↓↓↓

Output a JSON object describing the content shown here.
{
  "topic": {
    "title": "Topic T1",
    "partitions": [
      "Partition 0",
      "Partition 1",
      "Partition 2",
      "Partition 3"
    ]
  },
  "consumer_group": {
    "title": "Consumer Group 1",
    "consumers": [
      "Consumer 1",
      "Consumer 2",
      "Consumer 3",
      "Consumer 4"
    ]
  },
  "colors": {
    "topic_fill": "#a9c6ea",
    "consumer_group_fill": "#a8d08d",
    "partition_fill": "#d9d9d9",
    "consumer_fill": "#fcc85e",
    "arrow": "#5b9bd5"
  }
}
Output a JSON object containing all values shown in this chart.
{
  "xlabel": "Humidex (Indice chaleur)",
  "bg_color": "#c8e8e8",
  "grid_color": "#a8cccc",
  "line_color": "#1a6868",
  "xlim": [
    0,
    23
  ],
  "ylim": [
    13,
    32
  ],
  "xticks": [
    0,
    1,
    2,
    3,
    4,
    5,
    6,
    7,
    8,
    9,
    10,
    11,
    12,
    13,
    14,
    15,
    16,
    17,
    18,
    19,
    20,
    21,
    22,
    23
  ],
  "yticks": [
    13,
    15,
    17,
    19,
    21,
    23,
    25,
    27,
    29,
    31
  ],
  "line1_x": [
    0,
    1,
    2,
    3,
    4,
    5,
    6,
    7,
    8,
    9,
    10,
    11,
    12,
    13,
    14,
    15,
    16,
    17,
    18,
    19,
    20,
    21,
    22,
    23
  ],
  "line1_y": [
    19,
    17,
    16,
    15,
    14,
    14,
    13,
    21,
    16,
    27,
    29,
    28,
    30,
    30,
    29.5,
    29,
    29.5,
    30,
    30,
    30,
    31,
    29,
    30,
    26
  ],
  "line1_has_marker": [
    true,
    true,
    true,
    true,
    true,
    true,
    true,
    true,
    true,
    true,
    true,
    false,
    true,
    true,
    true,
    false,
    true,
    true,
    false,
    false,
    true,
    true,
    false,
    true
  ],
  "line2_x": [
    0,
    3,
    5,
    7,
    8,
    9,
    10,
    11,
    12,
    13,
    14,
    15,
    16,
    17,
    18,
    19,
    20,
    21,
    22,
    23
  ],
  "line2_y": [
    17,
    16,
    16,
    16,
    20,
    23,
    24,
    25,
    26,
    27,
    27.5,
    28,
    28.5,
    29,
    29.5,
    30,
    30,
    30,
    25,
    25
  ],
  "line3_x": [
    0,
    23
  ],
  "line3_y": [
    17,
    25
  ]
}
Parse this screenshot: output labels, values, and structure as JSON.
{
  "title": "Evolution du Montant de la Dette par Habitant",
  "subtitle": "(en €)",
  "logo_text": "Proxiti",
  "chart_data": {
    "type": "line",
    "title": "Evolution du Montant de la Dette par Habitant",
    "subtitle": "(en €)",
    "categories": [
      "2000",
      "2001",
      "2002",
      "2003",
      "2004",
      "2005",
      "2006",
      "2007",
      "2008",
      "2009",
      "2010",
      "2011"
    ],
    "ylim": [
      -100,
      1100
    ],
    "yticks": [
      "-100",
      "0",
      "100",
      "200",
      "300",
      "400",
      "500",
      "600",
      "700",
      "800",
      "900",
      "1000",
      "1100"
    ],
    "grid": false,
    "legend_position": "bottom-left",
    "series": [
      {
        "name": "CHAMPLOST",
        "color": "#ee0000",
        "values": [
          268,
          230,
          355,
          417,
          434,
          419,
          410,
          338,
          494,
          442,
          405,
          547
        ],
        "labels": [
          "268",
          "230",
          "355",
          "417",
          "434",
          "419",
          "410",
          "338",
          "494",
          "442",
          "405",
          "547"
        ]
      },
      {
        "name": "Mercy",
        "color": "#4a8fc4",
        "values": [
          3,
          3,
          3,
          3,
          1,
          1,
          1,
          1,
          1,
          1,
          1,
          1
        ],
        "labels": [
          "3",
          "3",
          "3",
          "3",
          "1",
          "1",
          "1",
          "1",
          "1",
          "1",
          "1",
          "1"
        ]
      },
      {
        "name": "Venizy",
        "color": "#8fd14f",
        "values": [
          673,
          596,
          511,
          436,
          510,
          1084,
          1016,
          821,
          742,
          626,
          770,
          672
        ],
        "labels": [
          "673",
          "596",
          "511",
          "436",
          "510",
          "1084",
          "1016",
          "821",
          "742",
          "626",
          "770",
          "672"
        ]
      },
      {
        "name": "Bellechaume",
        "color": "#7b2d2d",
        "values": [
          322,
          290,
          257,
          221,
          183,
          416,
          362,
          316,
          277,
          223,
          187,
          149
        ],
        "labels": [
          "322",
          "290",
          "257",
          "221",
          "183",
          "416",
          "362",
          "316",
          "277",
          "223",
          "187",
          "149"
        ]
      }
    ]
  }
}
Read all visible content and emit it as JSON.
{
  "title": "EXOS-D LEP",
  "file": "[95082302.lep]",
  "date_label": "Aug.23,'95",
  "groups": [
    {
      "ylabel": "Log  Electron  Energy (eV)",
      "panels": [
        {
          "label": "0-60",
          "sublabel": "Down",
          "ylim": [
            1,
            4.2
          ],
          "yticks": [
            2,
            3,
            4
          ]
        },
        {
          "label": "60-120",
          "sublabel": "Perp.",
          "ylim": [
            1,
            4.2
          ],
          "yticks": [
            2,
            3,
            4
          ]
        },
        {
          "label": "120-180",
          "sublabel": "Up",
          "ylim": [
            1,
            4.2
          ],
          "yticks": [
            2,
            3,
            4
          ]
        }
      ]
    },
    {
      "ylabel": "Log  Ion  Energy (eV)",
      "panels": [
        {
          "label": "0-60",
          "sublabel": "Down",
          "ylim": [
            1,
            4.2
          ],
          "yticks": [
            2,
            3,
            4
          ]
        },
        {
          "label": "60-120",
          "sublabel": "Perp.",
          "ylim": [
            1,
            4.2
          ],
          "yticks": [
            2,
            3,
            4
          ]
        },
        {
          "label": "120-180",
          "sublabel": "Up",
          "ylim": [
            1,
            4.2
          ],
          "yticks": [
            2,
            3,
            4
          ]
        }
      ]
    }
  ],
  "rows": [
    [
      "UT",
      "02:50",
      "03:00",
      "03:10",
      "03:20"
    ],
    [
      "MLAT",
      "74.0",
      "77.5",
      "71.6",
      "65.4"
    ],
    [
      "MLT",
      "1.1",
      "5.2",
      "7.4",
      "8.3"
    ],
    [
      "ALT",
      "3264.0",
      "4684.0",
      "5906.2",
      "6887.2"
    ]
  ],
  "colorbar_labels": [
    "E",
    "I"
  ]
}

↑↑↑

What to produce: Take the entries above and transcribe them in full.

Answer to this problem:
Output a JSON object describing the content shown here.
{
  "topic": {
    "title": "Topic T1",
    "partitions": [
      "Partition 0",
      "Partition 1",
      "Partition 2",
      "Partition 3"
    ]
  },
  "consumer_group": {
    "title": "Consumer Group 1",
    "consumers": [
      "Consumer 1",
      "Consumer 2",
      "Consumer 3",
      "Consumer 4"
    ]
  },
  "colors": {
    "topic_fill": "#a9c6ea",
    "consumer_group_fill": "#a8d08d",
    "partition_fill": "#d9d9d9",
    "consumer_fill": "#fcc85e",
    "arrow": "#5b9bd5"
  }
}
Output a JSON object containing all values shown in this chart.
{
  "xlabel": "Humidex (Indice chaleur)",
  "bg_color": "#c8e8e8",
  "grid_color": "#a8cccc",
  "line_color": "#1a6868",
  "xlim": [
    0,
    23
  ],
  "ylim": [
    13,
    32
  ],
  "xticks": [
    0,
    1,
    2,
    3,
    4,
    5,
    6,
    7,
    8,
    9,
    10,
    11,
    12,
    13,
    14,
    15,
    16,
    17,
    18,
    19,
    20,
    21,
    22,
    23
  ],
  "yticks": [
    13,
    15,
    17,
    19,
    21,
    23,
    25,
    27,
    29,
    31
  ],
  "line1_x": [
    0,
    1,
    2,
    3,
    4,
    5,
    6,
    7,
    8,
    9,
    10,
    11,
    12,
    13,
    14,
    15,
    16,
    17,
    18,
    19,
    20,
    21,
    22,
    23
  ],
  "line1_y": [
    19,
    17,
    16,
    15,
    14,
    14,
    13,
    21,
    16,
    27,
    29,
    28,
    30,
    30,
    29.5,
    29,
    29.5,
    30,
    30,
    30,
    31,
    29,
    30,
    26
  ],
  "line1_has_marker": [
    true,
    true,
    true,
    true,
    true,
    true,
    true,
    true,
    true,
    true,
    true,
    false,
    true,
    true,
    true,
    false,
    true,
    true,
    false,
    false,
    true,
    true,
    false,
    true
  ],
  "line2_x": [
    0,
    3,
    5,
    7,
    8,
    9,
    10,
    11,
    12,
    13,
    14,
    15,
    16,
    17,
    18,
    19,
    20,
    21,
    22,
    23
  ],
  "line2_y": [
    17,
    16,
    16,
    16,
    20,
    23,
    24,
    25,
    26,
    27,
    27.5,
    28,
    28.5,
    29,
    29.5,
    30,
    30,
    30,
    25,
    25
  ],
  "line3_x": [
    0,
    23
  ],
  "line3_y": [
    17,
    25
  ]
}
Parse this screenshot: output labels, values, and structure as JSON.
{
  "title": "Evolution du Montant de la Dette par Habitant",
  "subtitle": "(en €)",
  "logo_text": "Proxiti",
  "chart_data": {
    "type": "line",
    "title": "Evolution du Montant de la Dette par Habitant",
    "subtitle": "(en €)",
    "categories": [
      "2000",
      "2001",
      "2002",
      "2003",
      "2004",
      "2005",
      "2006",
      "2007",
      "2008",
      "2009",
      "2010",
      "2011"
    ],
    "ylim": [
      -100,
      1100
    ],
    "yticks": [
      "-100",
      "0",
      "100",
      "200",
      "300",
      "400",
      "500",
      "600",
      "700",
      "800",
      "900",
      "1000",
      "1100"
    ],
    "grid": false,
    "legend_position": "bottom-left",
    "series": [
      {
        "name": "CHAMPLOST",
        "color": "#ee0000",
        "values": [
          268,
          230,
          355,
          417,
          434,
          419,
          410,
          338,
          494,
          442,
          405,
          547
        ],
        "labels": [
          "268",
          "230",
          "355",
          "417",
          "434",
          "419",
          "410",
          "338",
          "494",
          "442",
          "405",
          "547"
        ]
      },
      {
        "name": "Mercy",
        "color": "#4a8fc4",
        "values": [
          3,
          3,
          3,
          3,
          1,
          1,
          1,
          1,
          1,
          1,
          1,
          1
        ],
        "labels": [
          "3",
          "3",
          "3",
          "3",
          "1",
          "1",
          "1",
          "1",
          "1",
          "1",
          "1",
          "1"
        ]
      },
      {
        "name": "Venizy",
        "color": "#8fd14f",
        "values": [
          673,
          596,
          511,
          436,
          510,
          1084,
          1016,
          821,
          742,
          626,
          770,
          672
        ],
        "labels": [
          "673",
          "596",
          "511",
          "436",
          "510",
          "1084",
          "1016",
          "821",
          "742",
          "626",
          "770",
          "672"
        ]
      },
      {
        "name": "Bellechaume",
        "color": "#7b2d2d",
        "values": [
          322,
          290,
          257,
          221,
          183,
          416,
          362,
          316,
          277,
          223,
          187,
          149
        ],
        "labels": [
          "322",
          "290",
          "257",
          "221",
          "183",
          "416",
          "362",
          "316",
          "277",
          "223",
          "187",
          "149"
        ]
      }
    ]
  }
}
Read all visible content and emit it as JSON.
{
  "title": "EXOS-D LEP",
  "file": "[95082302.lep]",
  "date_label": "Aug.23,'95",
  "groups": [
    {
      "ylabel": "Log  Electron  Energy (eV)",
      "panels": [
        {
          "label": "0-60",
          "sublabel": "Down",
          "ylim": [
            1,
            4.2
          ],
          "yticks": [
            2,
            3,
            4
          ]
        },
        {
          "label": "60-120",
          "sublabel": "Perp.",
          "ylim": [
            1,
            4.2
          ],
          "yticks": [
            2,
            3,
            4
          ]
        },
        {
          "label": "120-180",
          "sublabel": "Up",
          "ylim": [
            1,
            4.2
          ],
          "yticks": [
            2,
            3,
            4
          ]
        }
      ]
    },
    {
      "ylabel": "Log  Ion  Energy (eV)",
      "panels": [
        {
          "label": "0-60",
          "sublabel": "Down",
          "ylim": [
            1,
            4.2
          ],
          "yticks": [
            2,
            3,
            4
          ]
        },
        {
          "label": "60-120",
          "sublabel": "Perp.",
          "ylim": [
            1,
            4.2
          ],
          "yticks": [
            2,
            3,
            4
          ]
        },
        {
          "label": "120-180",
          "sublabel": "Up",
          "ylim": [
            1,
            4.2
          ],
          "yticks": [
            2,
            3,
            4
          ]
        }
      ]
    }
  ],
  "rows": [
    [
      "UT",
      "02:50",
      "03:00",
      "03:10",
      "03:20"
    ],
    [
      "MLAT",
      "74.0",
      "77.5",
      "71.6",
      "65.4"
    ],
    [
      "MLT",
      "1.1",
      "5.2",
      "7.4",
      "8.3"
    ],
    [
      "ALT",
      "3264.0",
      "4684.0",
      "5906.2",
      "6887.2"
    ]
  ],
  "colorbar_labels": [
    "E",
    "I"
  ]
}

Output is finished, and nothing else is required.